§ **Short problem**
Give the number of lines that hold the string "JSON". Nothing else is needed.

-- Start of Entries --

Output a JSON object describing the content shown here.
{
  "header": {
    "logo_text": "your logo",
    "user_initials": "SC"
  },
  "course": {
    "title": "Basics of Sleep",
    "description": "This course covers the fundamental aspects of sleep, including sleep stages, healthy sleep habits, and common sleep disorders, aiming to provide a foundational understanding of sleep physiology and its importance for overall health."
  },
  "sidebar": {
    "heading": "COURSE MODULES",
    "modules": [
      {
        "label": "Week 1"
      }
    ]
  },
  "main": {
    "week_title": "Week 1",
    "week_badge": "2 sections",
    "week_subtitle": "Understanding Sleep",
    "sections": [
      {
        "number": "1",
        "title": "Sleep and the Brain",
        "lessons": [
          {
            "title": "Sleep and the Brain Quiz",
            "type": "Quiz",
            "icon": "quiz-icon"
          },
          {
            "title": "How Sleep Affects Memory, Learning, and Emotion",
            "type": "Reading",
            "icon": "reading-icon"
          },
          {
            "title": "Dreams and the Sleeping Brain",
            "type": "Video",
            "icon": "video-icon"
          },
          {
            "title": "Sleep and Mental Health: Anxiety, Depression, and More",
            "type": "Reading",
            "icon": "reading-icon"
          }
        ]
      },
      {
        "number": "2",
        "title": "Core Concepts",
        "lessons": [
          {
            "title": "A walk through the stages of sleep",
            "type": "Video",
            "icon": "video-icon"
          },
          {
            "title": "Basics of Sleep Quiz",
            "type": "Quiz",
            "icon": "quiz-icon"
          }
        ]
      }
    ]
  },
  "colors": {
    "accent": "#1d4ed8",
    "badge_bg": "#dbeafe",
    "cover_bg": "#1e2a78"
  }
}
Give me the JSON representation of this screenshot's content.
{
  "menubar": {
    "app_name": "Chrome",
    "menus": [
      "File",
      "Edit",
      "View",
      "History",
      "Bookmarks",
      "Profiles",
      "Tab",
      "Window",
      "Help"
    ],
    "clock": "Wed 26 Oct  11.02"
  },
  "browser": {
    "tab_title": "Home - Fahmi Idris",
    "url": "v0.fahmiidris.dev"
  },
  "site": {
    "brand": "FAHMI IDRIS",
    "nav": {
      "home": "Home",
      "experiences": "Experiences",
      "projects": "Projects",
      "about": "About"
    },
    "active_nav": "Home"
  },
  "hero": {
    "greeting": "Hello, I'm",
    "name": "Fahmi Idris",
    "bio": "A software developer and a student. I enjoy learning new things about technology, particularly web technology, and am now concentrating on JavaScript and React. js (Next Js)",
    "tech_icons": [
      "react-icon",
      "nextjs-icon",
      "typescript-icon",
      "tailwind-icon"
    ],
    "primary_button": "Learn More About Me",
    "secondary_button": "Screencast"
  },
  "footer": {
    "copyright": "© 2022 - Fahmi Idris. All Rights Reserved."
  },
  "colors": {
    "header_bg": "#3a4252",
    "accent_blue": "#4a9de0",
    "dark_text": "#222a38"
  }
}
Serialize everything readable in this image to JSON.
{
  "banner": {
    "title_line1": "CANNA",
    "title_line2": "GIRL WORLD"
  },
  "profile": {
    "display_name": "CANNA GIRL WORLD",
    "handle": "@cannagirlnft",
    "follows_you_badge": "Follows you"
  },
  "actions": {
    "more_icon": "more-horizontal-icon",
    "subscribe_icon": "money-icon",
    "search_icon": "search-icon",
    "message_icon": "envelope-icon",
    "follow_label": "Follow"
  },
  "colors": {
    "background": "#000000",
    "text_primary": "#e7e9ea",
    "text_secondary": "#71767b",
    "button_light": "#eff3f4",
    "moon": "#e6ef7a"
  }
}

-- End of Entries --

§ **Answer in full**
3